TASK REQUIREMENTS:
Going through the material below, please gather all lines with the word "frac" in them.

Saved data entries:
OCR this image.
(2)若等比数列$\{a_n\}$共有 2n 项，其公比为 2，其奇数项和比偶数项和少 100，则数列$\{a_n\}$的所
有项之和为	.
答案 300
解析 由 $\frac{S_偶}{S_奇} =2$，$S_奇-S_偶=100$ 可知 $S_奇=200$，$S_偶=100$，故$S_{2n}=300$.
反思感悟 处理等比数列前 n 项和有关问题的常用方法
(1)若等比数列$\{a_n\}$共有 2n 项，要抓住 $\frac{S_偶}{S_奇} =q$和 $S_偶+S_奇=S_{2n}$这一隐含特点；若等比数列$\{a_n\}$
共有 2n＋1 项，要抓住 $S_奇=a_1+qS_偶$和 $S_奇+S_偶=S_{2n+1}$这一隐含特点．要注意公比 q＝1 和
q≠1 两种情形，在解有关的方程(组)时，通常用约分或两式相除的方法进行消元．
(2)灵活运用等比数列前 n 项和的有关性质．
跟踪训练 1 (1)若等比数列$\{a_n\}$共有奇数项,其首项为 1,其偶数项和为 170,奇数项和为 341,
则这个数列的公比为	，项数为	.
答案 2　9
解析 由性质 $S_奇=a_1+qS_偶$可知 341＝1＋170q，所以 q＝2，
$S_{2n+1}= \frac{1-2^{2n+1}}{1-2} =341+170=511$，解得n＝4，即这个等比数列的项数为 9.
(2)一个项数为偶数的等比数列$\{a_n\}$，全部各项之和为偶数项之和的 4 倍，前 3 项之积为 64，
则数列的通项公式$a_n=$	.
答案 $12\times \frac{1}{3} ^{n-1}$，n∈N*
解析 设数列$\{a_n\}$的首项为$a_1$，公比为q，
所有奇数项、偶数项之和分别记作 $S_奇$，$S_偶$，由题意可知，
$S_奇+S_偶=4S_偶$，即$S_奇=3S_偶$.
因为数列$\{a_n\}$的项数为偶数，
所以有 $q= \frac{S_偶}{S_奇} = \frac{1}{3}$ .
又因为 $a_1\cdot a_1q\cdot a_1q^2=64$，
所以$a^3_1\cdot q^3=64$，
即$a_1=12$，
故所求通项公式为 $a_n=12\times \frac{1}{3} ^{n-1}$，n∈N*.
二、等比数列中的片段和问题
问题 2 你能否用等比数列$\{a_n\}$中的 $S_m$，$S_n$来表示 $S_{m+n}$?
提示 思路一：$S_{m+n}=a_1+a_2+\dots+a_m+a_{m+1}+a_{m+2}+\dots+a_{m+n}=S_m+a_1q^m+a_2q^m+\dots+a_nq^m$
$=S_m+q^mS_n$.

ANSWER FOR THE TASK:
解析 由 $\frac{S_偶}{S_奇} =2$，$S_奇-S_偶=100$ 可知 $S_奇=200$，$S_偶=100$，故$S_{2n}=300$.
(1)若等比数列$\{a_n\}$共有 2n 项，要抓住 $\frac{S_偶}{S_奇} =q$和 $S_偶+S_奇=S_{2n}$这一隐含特点；若等比数列$\{a_n\}$
$S_{2n+1}= \frac{1-2^{2n+1}}{1-2} =341+170=511$，解得n＝4，即这个等比数列的项数为 9.
答案 $12\times \frac{1}{3} ^{n-1}$，n∈N*
所以有 $q= \frac{S_偶}{S_奇} = \frac{1}{3}$ .
故所求通项公式为 $a_n=12\times \frac{1}{3} ^{n-1}$，n∈N*.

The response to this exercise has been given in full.